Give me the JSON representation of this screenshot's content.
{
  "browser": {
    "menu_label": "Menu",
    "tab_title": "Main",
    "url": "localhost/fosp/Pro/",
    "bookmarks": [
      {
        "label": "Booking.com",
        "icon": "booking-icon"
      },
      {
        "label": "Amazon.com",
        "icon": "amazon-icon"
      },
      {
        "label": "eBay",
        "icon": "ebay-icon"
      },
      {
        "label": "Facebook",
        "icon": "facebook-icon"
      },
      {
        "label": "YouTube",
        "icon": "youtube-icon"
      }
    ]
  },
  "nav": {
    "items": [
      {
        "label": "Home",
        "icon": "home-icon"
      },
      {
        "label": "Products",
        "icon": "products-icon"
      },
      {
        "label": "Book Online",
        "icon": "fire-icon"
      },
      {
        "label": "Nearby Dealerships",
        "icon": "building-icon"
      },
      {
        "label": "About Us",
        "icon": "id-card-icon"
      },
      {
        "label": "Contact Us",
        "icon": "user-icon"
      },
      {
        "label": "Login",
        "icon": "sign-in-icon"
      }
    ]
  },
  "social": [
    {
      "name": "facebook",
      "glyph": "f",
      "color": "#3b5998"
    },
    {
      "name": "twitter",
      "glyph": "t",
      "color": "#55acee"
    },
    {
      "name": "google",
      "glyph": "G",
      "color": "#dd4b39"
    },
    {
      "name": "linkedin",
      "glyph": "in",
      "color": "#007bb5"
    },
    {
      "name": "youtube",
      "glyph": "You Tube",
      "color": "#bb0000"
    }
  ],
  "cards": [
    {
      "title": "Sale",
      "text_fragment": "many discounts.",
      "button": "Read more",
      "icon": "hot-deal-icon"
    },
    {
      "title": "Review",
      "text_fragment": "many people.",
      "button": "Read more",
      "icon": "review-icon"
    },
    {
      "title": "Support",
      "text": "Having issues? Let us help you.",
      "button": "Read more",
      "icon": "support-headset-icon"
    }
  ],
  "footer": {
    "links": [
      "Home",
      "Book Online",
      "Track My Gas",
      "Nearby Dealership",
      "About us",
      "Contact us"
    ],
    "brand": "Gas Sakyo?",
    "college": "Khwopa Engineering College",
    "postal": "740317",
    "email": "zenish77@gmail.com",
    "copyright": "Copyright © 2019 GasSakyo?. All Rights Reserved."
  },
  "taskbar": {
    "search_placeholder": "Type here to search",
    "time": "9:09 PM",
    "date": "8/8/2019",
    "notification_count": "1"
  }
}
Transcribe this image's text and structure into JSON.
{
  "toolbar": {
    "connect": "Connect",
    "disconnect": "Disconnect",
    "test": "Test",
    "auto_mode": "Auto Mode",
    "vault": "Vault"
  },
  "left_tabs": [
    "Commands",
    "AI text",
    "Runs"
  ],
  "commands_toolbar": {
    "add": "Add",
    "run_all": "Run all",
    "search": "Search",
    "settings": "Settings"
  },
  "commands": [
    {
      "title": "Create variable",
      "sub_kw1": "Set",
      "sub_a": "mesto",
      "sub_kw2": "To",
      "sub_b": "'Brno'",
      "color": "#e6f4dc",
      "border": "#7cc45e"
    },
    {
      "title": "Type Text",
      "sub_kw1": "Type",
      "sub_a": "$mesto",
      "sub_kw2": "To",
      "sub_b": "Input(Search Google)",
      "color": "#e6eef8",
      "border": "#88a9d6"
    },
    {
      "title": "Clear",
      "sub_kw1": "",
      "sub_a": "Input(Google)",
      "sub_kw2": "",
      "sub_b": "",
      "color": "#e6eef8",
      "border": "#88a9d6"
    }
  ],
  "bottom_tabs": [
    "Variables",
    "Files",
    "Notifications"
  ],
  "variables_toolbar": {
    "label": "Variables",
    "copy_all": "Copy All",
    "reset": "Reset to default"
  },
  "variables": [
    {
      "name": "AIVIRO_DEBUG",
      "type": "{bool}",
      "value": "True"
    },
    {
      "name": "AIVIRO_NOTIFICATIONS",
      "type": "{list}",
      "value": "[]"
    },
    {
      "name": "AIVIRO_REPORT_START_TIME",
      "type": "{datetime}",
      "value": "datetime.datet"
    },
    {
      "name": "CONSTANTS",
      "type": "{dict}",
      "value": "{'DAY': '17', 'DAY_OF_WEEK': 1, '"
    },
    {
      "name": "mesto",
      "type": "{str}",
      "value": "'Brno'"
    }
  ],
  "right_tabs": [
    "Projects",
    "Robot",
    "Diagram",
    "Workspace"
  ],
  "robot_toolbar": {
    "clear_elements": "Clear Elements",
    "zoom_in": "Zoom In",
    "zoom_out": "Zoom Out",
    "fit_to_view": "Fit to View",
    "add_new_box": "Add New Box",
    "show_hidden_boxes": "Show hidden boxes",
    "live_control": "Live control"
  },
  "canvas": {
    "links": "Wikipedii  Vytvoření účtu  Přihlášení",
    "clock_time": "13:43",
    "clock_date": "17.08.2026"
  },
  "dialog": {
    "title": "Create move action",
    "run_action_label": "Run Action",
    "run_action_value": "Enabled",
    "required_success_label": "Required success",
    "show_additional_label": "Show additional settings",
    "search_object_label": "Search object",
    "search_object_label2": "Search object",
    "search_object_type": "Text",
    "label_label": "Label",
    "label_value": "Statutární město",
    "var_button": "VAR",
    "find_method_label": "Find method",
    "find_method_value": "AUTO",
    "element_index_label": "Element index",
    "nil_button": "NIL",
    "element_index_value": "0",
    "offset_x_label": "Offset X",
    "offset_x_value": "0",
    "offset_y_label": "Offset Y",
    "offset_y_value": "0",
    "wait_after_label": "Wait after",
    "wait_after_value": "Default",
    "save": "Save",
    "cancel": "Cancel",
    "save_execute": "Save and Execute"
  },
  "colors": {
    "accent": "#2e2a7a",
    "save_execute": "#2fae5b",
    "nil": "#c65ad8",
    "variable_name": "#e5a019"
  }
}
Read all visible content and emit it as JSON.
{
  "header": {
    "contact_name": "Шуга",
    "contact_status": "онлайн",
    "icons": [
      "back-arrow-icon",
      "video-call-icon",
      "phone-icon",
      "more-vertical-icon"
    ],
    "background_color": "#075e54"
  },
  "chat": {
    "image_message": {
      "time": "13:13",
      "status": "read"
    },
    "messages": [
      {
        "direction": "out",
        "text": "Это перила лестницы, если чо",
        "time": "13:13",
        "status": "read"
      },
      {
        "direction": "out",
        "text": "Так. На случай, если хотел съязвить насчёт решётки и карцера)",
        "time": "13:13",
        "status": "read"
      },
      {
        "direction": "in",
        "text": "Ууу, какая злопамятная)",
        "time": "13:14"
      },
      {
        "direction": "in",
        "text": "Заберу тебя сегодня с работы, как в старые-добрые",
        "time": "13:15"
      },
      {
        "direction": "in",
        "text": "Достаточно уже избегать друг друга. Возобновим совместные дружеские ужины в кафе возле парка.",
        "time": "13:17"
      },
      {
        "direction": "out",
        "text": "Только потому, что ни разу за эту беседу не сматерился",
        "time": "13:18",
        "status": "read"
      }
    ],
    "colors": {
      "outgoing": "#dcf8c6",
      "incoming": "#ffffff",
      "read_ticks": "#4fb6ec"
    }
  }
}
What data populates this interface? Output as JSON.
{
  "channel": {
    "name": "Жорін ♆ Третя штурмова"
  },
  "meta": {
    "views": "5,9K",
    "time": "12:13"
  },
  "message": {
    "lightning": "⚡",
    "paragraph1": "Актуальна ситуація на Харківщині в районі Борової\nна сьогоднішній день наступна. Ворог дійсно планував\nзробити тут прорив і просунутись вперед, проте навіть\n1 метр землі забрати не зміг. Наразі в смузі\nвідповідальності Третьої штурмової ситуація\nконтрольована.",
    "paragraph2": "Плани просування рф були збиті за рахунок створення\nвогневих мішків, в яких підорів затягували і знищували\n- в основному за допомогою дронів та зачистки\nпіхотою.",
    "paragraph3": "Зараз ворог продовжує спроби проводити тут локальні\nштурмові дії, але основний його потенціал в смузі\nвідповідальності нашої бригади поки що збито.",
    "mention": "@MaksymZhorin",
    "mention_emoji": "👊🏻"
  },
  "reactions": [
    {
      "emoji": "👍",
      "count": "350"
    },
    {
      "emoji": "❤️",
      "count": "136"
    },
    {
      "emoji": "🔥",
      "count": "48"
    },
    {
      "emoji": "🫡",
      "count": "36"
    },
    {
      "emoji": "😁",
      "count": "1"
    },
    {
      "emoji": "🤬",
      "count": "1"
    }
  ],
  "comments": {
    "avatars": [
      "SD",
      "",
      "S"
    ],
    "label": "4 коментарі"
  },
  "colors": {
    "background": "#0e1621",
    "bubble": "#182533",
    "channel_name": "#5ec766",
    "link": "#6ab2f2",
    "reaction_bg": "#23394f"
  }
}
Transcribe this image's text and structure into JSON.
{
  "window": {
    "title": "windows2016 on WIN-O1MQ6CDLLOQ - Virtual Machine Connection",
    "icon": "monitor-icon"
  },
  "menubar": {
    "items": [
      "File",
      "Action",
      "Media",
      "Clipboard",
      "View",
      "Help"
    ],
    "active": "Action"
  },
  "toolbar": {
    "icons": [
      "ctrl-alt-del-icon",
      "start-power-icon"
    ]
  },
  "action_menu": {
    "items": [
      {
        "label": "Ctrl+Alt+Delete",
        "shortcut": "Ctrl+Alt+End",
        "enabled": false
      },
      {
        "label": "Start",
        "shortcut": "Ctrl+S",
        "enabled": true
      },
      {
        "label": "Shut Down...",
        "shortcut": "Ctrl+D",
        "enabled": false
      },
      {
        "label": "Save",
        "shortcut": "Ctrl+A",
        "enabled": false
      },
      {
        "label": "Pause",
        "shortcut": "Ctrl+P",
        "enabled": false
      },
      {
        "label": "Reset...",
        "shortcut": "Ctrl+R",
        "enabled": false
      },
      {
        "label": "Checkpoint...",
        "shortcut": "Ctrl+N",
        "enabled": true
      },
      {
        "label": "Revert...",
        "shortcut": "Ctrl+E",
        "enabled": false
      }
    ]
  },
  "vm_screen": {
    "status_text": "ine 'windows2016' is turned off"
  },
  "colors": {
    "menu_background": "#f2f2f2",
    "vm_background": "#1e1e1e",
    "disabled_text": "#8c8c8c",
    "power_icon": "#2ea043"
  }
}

__Task directions__
Pull every line containing the word "Nearby" out of the material and copy it.

__The result__
        "label": "Nearby Dealerships",
      "Nearby Dealership",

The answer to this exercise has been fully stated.